▶ **Directions for this task**:
Could you give the records again with every "Polygon shape" swapped for "Polygon outline", all else unchanged and the pictures left out?

▶ **Input material**:
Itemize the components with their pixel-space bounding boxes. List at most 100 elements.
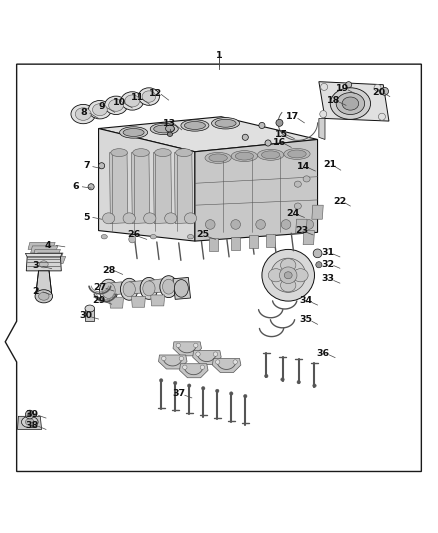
Ellipse shape <box>150 123 178 135</box>
Polygon shape <box>131 152 150 223</box>
Circle shape <box>378 113 385 120</box>
Ellipse shape <box>294 203 301 209</box>
Polygon shape <box>99 117 318 152</box>
Ellipse shape <box>336 93 364 115</box>
Polygon shape <box>28 243 55 249</box>
Circle shape <box>200 365 205 369</box>
Text: 30: 30 <box>79 311 92 320</box>
Ellipse shape <box>39 292 49 300</box>
Polygon shape <box>18 416 42 430</box>
Ellipse shape <box>294 181 301 187</box>
Ellipse shape <box>284 149 310 159</box>
Text: 26: 26 <box>127 230 140 239</box>
Ellipse shape <box>330 88 371 119</box>
Circle shape <box>276 119 283 126</box>
Ellipse shape <box>39 261 48 268</box>
Ellipse shape <box>212 118 240 129</box>
Ellipse shape <box>231 151 258 161</box>
Polygon shape <box>36 271 52 294</box>
Text: 9: 9 <box>98 102 105 111</box>
Ellipse shape <box>133 149 149 157</box>
Circle shape <box>213 352 218 356</box>
Ellipse shape <box>215 119 236 127</box>
Polygon shape <box>173 278 191 300</box>
Ellipse shape <box>181 120 209 131</box>
Circle shape <box>313 384 316 387</box>
Circle shape <box>194 343 198 348</box>
Circle shape <box>316 262 322 268</box>
Circle shape <box>162 356 166 361</box>
Polygon shape <box>151 295 165 306</box>
Circle shape <box>201 386 205 390</box>
Circle shape <box>173 381 177 385</box>
Ellipse shape <box>21 416 38 427</box>
Polygon shape <box>303 231 314 245</box>
Circle shape <box>187 384 191 387</box>
Ellipse shape <box>268 269 284 282</box>
Ellipse shape <box>187 235 194 239</box>
Text: 17: 17 <box>286 112 299 121</box>
Ellipse shape <box>256 220 265 229</box>
Circle shape <box>196 352 200 356</box>
Ellipse shape <box>235 152 254 160</box>
Circle shape <box>381 87 389 95</box>
Polygon shape <box>249 235 258 248</box>
Polygon shape <box>39 256 66 263</box>
Text: 37: 37 <box>172 389 185 398</box>
Ellipse shape <box>271 258 306 292</box>
Ellipse shape <box>261 151 280 159</box>
Text: 8: 8 <box>81 108 88 117</box>
Ellipse shape <box>71 104 95 124</box>
Circle shape <box>183 365 187 369</box>
Ellipse shape <box>166 125 174 132</box>
Ellipse shape <box>174 280 188 297</box>
Polygon shape <box>173 342 201 356</box>
Text: 20: 20 <box>372 87 385 96</box>
Text: 32: 32 <box>321 260 334 269</box>
Polygon shape <box>159 355 187 369</box>
Circle shape <box>242 134 248 140</box>
Ellipse shape <box>279 267 297 284</box>
Polygon shape <box>149 279 166 293</box>
Ellipse shape <box>143 281 155 296</box>
Polygon shape <box>129 280 147 294</box>
Ellipse shape <box>288 150 306 158</box>
Ellipse shape <box>209 154 227 162</box>
Ellipse shape <box>176 149 192 157</box>
Ellipse shape <box>138 88 159 106</box>
Polygon shape <box>319 118 325 140</box>
Text: 28: 28 <box>102 265 115 274</box>
Polygon shape <box>266 233 275 247</box>
Polygon shape <box>312 205 323 219</box>
Polygon shape <box>36 253 63 260</box>
Circle shape <box>215 360 220 364</box>
Ellipse shape <box>123 282 135 297</box>
Polygon shape <box>209 238 218 251</box>
Circle shape <box>88 184 94 190</box>
Polygon shape <box>212 359 241 373</box>
Circle shape <box>179 356 184 361</box>
Polygon shape <box>85 308 94 321</box>
Ellipse shape <box>167 132 173 136</box>
Text: 27: 27 <box>93 283 106 292</box>
Text: 7: 7 <box>83 161 90 170</box>
Ellipse shape <box>92 104 107 116</box>
Ellipse shape <box>281 220 291 229</box>
Ellipse shape <box>111 149 127 157</box>
Polygon shape <box>110 152 128 223</box>
Ellipse shape <box>165 213 177 224</box>
Text: 6: 6 <box>72 182 79 191</box>
Ellipse shape <box>125 95 140 107</box>
Ellipse shape <box>205 152 231 163</box>
Text: 3: 3 <box>33 261 39 270</box>
Circle shape <box>129 236 136 243</box>
Text: 16: 16 <box>273 139 286 148</box>
Circle shape <box>99 163 105 169</box>
Text: 18: 18 <box>327 96 340 106</box>
Circle shape <box>215 389 219 393</box>
Circle shape <box>265 374 268 378</box>
Polygon shape <box>193 351 221 365</box>
Circle shape <box>244 394 247 398</box>
Ellipse shape <box>144 213 156 224</box>
Polygon shape <box>26 257 61 271</box>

▶ **Final result**:
Itemize the components with their pixel-space bounding boxes. List at most 100 elements.
Ellipse shape <box>150 123 178 135</box>
Polygon outline <box>131 152 150 223</box>
Circle shape <box>378 113 385 120</box>
Ellipse shape <box>294 203 301 209</box>
Polygon outline <box>99 117 318 152</box>
Ellipse shape <box>336 93 364 115</box>
Polygon outline <box>28 243 55 249</box>
Circle shape <box>200 365 205 369</box>
Text: 30: 30 <box>79 311 92 320</box>
Ellipse shape <box>39 292 49 300</box>
Polygon outline <box>18 416 42 430</box>
Ellipse shape <box>294 181 301 187</box>
Ellipse shape <box>284 149 310 159</box>
Text: 26: 26 <box>127 230 140 239</box>
Ellipse shape <box>330 88 371 119</box>
Circle shape <box>276 119 283 126</box>
Ellipse shape <box>39 261 48 268</box>
Ellipse shape <box>212 118 240 129</box>
Ellipse shape <box>231 151 258 161</box>
Polygon outline <box>36 271 52 294</box>
Text: 9: 9 <box>98 102 105 111</box>
Ellipse shape <box>133 149 149 157</box>
Circle shape <box>213 352 218 356</box>
Ellipse shape <box>215 119 236 127</box>
Polygon outline <box>173 278 191 300</box>
Ellipse shape <box>181 120 209 131</box>
Circle shape <box>313 384 316 387</box>
Circle shape <box>194 343 198 348</box>
Circle shape <box>316 262 322 268</box>
Circle shape <box>162 356 166 361</box>
Polygon outline <box>151 295 165 306</box>
Circle shape <box>201 386 205 390</box>
Circle shape <box>173 381 177 385</box>
Ellipse shape <box>21 416 38 427</box>
Polygon outline <box>303 231 314 245</box>
Circle shape <box>187 384 191 387</box>
Ellipse shape <box>268 269 284 282</box>
Ellipse shape <box>187 235 194 239</box>
Text: 17: 17 <box>286 112 299 121</box>
Ellipse shape <box>256 220 265 229</box>
Circle shape <box>196 352 200 356</box>
Ellipse shape <box>235 152 254 160</box>
Circle shape <box>381 87 389 95</box>
Polygon outline <box>249 235 258 248</box>
Polygon outline <box>39 256 66 263</box>
Text: 37: 37 <box>172 389 185 398</box>
Ellipse shape <box>271 258 306 292</box>
Ellipse shape <box>261 151 280 159</box>
Text: 8: 8 <box>81 108 88 117</box>
Ellipse shape <box>71 104 95 124</box>
Circle shape <box>183 365 187 369</box>
Ellipse shape <box>166 125 174 132</box>
Ellipse shape <box>174 280 188 297</box>
Polygon outline <box>173 342 201 356</box>
Text: 20: 20 <box>372 87 385 96</box>
Text: 32: 32 <box>321 260 334 269</box>
Polygon outline <box>159 355 187 369</box>
Circle shape <box>242 134 248 140</box>
Ellipse shape <box>279 267 297 284</box>
Polygon outline <box>149 279 166 293</box>
Ellipse shape <box>143 281 155 296</box>
Polygon outline <box>129 280 147 294</box>
Ellipse shape <box>288 150 306 158</box>
Ellipse shape <box>209 154 227 162</box>
Ellipse shape <box>176 149 192 157</box>
Ellipse shape <box>138 88 159 106</box>
Polygon outline <box>319 118 325 140</box>
Text: 28: 28 <box>102 265 115 274</box>
Polygon outline <box>266 233 275 247</box>
Polygon outline <box>312 205 323 219</box>
Polygon outline <box>36 253 63 260</box>
Circle shape <box>215 360 220 364</box>
Ellipse shape <box>123 282 135 297</box>
Polygon outline <box>209 238 218 251</box>
Circle shape <box>88 184 94 190</box>
Polygon outline <box>212 359 241 373</box>
Circle shape <box>179 356 184 361</box>
Polygon outline <box>85 308 94 321</box>
Ellipse shape <box>167 132 173 136</box>
Text: 27: 27 <box>93 283 106 292</box>
Text: 7: 7 <box>83 161 90 170</box>
Ellipse shape <box>92 104 107 116</box>
Ellipse shape <box>281 220 291 229</box>
Ellipse shape <box>111 149 127 157</box>
Polygon outline <box>110 152 128 223</box>
Ellipse shape <box>165 213 177 224</box>
Text: 6: 6 <box>72 182 79 191</box>
Ellipse shape <box>125 95 140 107</box>
Ellipse shape <box>205 152 231 163</box>
Text: 3: 3 <box>33 261 39 270</box>
Circle shape <box>129 236 136 243</box>
Text: 16: 16 <box>273 139 286 148</box>
Circle shape <box>99 163 105 169</box>
Text: 18: 18 <box>327 96 340 106</box>
Circle shape <box>215 389 219 393</box>
Circle shape <box>265 374 268 378</box>
Polygon outline <box>193 351 221 365</box>
Circle shape <box>244 394 247 398</box>
Ellipse shape <box>144 213 156 224</box>
Polygon outline <box>26 257 61 271</box>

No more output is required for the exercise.